*Aim of the task:* The answer should be each line from the entries below that has the word "Western" in it.

*Records:*
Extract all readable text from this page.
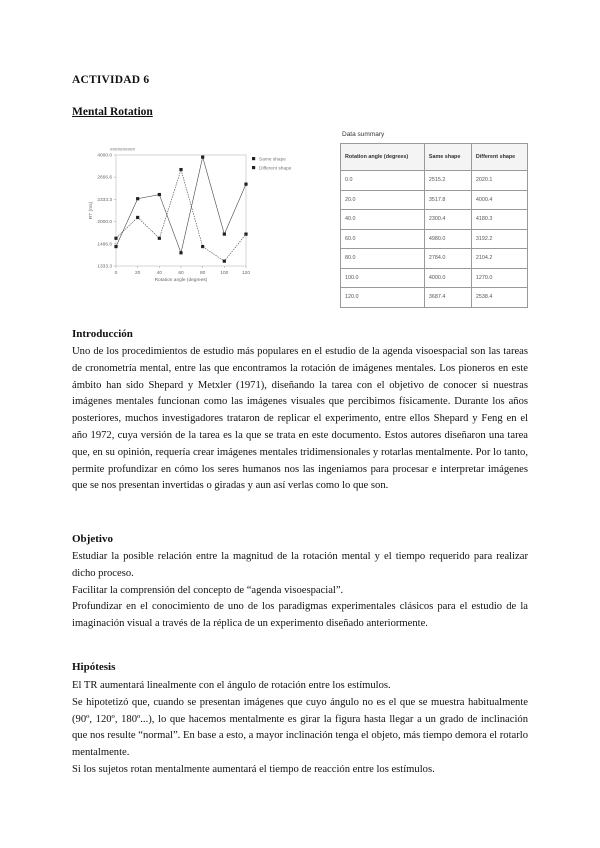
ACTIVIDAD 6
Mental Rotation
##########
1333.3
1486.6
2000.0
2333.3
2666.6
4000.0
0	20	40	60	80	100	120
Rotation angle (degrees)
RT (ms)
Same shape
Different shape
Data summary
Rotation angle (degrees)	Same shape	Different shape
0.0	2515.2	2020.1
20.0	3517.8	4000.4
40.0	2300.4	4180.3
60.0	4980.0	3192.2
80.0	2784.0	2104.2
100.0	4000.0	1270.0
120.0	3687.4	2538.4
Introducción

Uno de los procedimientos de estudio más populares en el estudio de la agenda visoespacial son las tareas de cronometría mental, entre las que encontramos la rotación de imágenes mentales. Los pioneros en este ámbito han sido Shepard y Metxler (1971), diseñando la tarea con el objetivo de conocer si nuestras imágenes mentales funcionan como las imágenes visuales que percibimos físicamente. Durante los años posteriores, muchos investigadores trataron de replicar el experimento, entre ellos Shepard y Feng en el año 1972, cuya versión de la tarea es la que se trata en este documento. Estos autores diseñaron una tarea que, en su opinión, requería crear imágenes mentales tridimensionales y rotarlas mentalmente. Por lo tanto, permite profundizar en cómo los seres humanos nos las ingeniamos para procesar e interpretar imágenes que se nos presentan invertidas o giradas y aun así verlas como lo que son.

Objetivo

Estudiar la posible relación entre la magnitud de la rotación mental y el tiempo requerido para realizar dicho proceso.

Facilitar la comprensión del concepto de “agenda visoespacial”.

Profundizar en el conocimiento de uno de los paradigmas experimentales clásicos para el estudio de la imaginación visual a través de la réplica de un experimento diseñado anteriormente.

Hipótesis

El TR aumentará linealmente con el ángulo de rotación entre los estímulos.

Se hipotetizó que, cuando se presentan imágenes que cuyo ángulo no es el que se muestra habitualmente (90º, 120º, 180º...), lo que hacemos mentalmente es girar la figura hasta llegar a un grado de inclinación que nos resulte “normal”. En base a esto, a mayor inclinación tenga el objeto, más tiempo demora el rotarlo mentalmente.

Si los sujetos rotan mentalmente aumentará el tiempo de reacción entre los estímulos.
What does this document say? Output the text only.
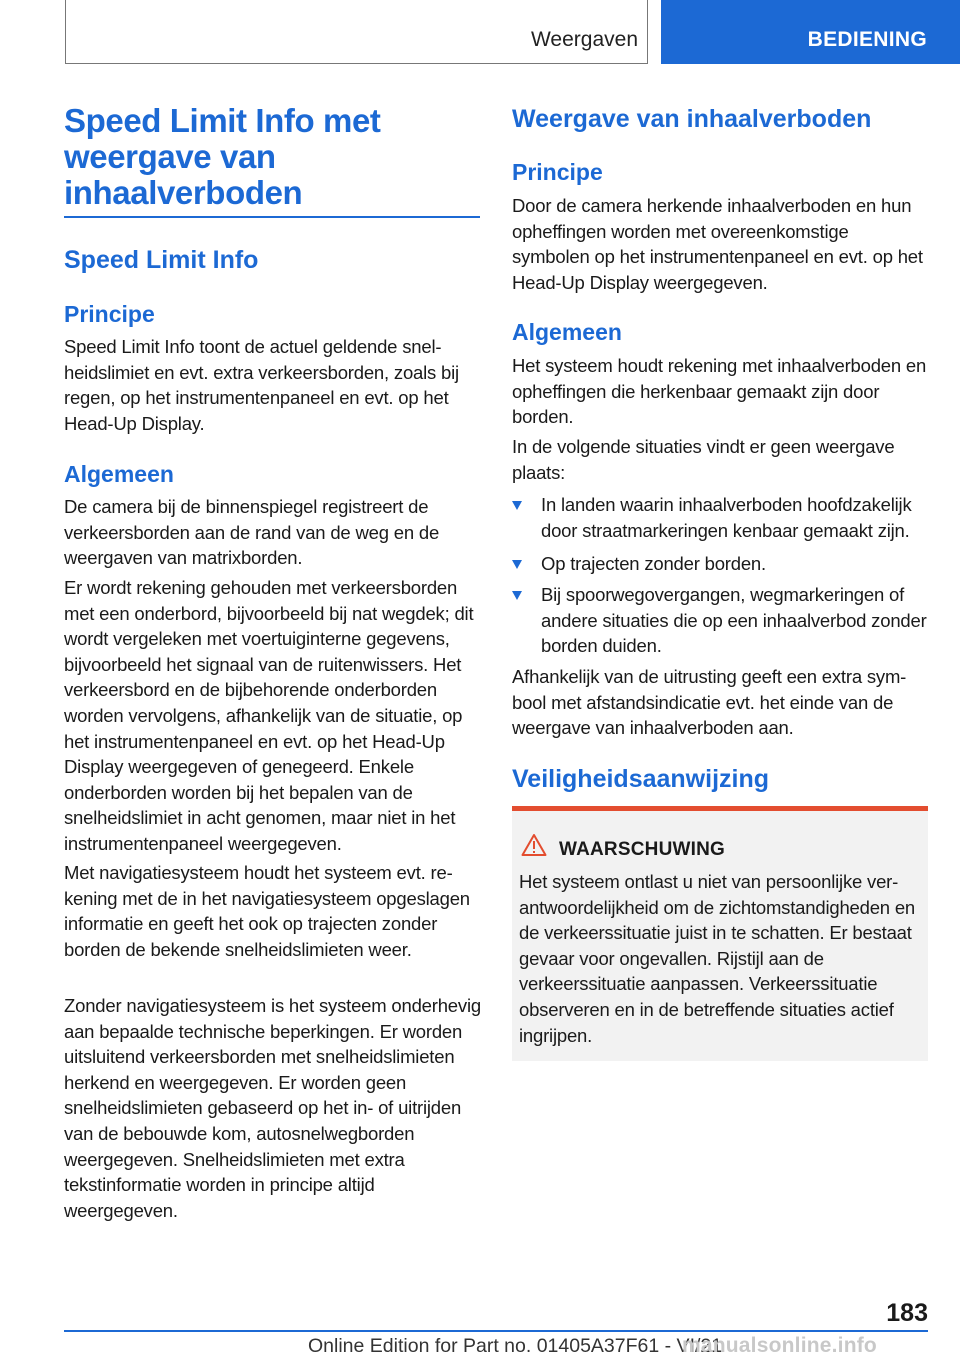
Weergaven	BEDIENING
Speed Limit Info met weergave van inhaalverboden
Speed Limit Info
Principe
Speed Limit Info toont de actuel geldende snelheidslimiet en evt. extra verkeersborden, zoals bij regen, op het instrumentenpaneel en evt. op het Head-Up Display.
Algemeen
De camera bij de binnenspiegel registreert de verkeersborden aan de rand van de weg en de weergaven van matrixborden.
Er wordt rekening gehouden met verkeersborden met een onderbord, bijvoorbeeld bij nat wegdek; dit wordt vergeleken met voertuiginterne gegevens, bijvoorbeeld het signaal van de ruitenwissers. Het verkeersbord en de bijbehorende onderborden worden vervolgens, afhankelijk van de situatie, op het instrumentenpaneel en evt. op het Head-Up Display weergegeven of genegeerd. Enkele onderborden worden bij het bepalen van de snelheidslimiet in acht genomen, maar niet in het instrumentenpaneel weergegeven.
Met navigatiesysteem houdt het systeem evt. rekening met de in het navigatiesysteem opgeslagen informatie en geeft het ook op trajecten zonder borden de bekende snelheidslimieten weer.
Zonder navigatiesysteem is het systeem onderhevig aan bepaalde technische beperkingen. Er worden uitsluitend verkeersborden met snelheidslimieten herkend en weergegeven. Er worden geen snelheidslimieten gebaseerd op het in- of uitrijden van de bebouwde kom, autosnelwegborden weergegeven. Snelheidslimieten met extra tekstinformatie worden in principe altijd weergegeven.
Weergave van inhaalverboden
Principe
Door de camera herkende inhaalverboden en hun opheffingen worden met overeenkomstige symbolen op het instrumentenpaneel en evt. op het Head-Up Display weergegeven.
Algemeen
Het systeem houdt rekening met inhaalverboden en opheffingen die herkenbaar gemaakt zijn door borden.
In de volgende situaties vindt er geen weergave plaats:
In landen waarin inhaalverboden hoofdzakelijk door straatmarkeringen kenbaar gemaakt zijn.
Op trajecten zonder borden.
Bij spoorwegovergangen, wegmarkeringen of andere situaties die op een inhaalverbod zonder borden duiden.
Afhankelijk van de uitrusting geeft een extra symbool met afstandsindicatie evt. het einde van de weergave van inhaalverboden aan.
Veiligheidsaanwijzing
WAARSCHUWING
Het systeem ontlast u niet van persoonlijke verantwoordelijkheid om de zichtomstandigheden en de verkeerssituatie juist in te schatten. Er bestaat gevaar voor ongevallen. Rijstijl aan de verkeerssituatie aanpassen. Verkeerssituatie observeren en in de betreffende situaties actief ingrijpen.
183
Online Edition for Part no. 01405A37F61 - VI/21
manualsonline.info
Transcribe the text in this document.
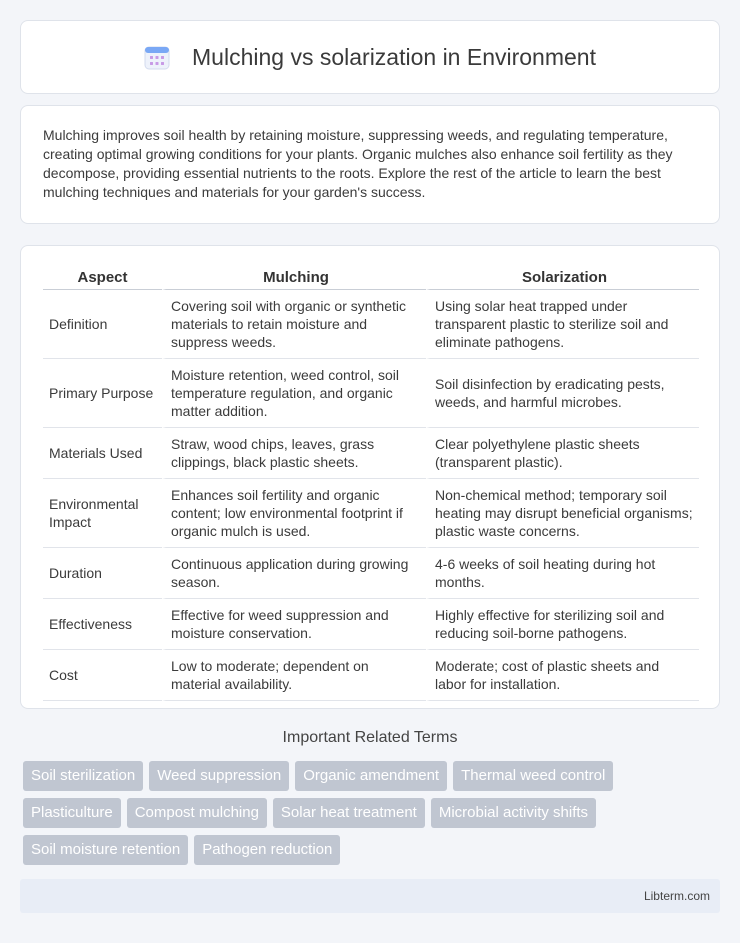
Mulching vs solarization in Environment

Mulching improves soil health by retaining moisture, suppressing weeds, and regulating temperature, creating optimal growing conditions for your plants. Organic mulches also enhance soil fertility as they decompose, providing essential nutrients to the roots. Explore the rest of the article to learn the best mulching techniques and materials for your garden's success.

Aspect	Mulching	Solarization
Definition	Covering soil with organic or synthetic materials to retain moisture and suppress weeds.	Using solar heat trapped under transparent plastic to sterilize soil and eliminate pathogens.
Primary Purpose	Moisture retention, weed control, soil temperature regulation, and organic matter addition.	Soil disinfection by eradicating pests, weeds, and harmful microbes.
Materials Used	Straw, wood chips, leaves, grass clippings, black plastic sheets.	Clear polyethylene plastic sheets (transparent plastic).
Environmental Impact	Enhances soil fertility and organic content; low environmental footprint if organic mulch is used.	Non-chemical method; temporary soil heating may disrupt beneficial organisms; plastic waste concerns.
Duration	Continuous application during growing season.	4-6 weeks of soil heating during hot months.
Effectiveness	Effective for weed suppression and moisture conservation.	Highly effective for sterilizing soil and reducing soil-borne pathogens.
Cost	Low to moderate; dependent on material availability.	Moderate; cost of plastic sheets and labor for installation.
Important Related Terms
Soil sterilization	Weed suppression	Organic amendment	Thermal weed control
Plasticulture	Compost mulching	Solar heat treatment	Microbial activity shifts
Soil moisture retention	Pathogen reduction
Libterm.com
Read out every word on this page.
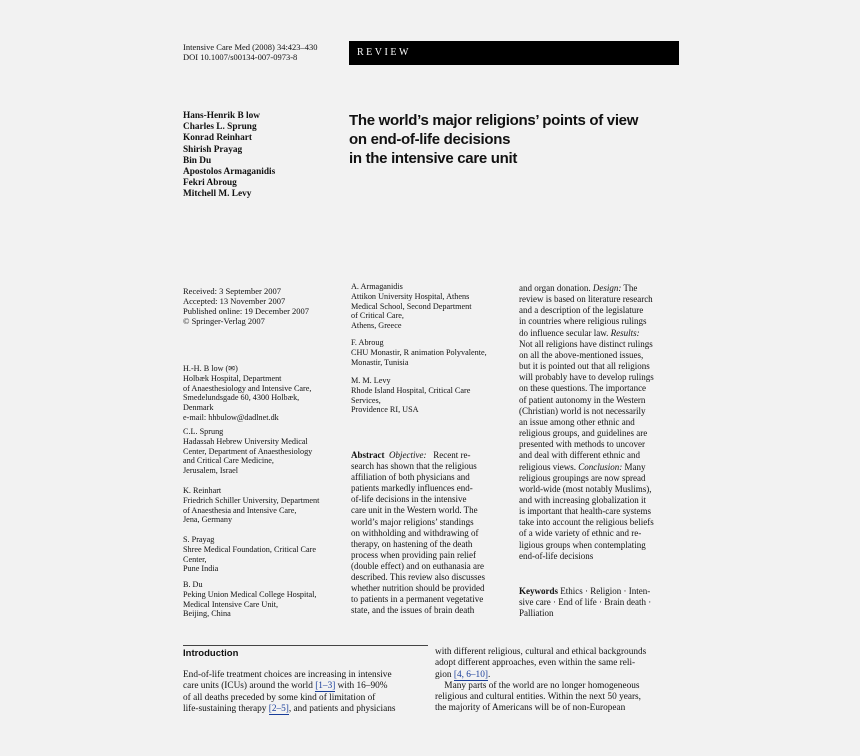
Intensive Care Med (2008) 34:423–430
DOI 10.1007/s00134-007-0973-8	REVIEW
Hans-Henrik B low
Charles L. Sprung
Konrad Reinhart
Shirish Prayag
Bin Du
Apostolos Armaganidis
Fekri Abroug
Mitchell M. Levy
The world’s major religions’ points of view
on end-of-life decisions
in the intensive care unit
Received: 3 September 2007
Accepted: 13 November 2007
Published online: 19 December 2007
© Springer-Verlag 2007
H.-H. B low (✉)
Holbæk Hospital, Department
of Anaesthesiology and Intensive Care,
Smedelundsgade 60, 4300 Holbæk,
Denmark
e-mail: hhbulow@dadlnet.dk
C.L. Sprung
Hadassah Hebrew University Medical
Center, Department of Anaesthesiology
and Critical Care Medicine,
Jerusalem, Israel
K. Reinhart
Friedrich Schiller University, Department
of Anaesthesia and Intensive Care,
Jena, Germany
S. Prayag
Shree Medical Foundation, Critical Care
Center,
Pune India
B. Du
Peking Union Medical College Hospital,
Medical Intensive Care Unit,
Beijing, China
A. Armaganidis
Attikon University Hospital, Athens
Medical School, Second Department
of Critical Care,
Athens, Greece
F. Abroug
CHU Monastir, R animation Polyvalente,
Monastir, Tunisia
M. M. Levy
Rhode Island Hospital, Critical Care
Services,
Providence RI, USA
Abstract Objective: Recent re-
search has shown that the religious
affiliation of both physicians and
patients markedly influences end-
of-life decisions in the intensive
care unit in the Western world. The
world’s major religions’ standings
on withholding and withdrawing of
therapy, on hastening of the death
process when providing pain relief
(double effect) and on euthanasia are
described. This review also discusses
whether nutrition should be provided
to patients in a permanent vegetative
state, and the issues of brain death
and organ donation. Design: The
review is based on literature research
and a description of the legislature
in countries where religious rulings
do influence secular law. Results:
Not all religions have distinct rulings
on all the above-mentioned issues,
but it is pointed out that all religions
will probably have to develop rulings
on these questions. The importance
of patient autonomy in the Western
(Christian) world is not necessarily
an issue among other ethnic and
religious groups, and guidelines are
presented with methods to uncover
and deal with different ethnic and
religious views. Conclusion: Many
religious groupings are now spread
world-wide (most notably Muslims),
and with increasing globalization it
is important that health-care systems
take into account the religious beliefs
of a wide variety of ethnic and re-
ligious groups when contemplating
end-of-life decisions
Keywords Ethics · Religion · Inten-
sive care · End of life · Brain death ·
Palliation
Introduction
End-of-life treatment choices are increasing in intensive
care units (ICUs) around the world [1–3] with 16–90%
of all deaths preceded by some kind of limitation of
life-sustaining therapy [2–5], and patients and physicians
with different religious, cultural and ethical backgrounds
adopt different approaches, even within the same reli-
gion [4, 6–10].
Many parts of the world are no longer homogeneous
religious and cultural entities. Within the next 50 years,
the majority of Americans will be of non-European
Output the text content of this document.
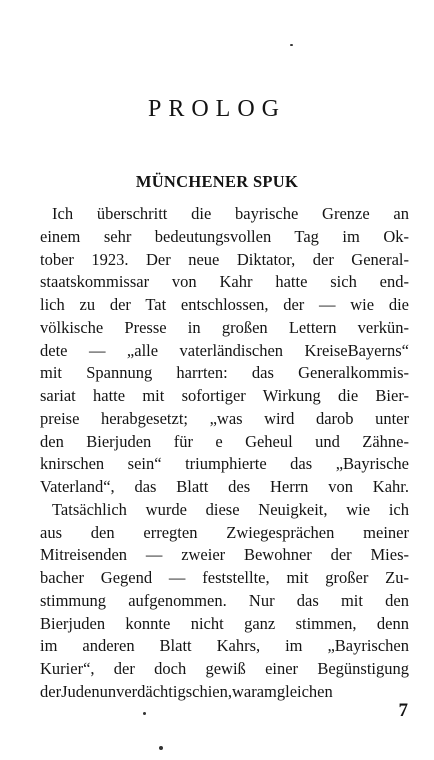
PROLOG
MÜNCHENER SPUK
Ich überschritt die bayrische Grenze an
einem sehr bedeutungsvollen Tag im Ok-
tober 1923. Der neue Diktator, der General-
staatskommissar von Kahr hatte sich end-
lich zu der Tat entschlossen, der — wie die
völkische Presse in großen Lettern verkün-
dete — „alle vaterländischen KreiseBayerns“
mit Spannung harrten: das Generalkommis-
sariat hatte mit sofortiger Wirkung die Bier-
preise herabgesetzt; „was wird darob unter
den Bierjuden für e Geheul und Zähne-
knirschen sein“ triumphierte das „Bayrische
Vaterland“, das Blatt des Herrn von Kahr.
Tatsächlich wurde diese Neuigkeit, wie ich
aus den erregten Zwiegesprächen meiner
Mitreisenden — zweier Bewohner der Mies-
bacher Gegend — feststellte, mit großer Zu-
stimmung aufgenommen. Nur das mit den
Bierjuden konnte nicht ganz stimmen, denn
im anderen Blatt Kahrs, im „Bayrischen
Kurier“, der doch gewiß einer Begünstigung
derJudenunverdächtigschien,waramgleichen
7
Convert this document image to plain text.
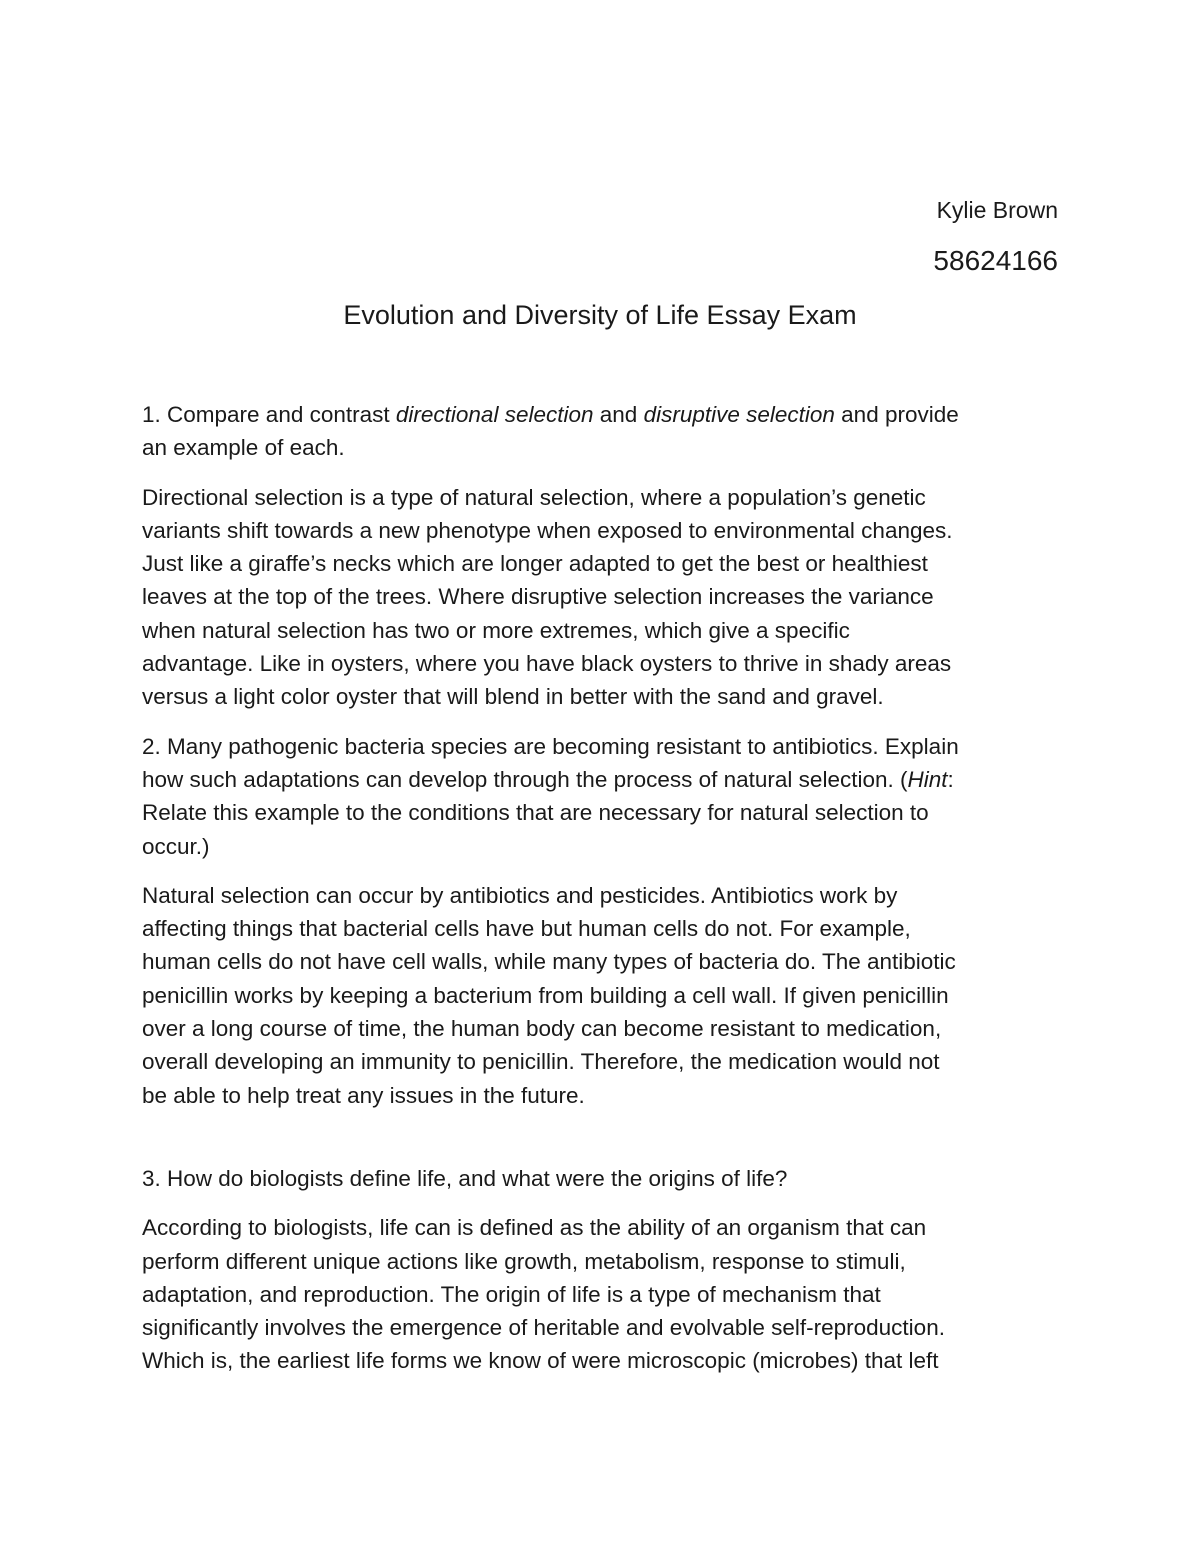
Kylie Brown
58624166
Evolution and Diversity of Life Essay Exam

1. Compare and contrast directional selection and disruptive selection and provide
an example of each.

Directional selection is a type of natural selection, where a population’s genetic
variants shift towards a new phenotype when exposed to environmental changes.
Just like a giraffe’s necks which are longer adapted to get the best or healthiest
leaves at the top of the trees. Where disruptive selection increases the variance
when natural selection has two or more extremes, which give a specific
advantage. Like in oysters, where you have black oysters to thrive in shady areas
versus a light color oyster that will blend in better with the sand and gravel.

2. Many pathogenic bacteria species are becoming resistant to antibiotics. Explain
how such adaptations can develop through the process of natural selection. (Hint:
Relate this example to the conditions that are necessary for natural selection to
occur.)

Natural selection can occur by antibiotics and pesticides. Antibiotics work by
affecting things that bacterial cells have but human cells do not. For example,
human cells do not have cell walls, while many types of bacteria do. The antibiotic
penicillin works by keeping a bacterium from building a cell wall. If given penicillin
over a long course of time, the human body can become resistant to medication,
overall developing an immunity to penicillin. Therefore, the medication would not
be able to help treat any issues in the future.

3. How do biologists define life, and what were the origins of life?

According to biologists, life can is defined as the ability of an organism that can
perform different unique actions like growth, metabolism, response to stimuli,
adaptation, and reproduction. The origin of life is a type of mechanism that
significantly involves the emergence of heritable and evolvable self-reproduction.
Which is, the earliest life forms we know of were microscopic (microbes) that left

*Answer to this task:*
care unit in the Western world. The
of patient autonomy in the Western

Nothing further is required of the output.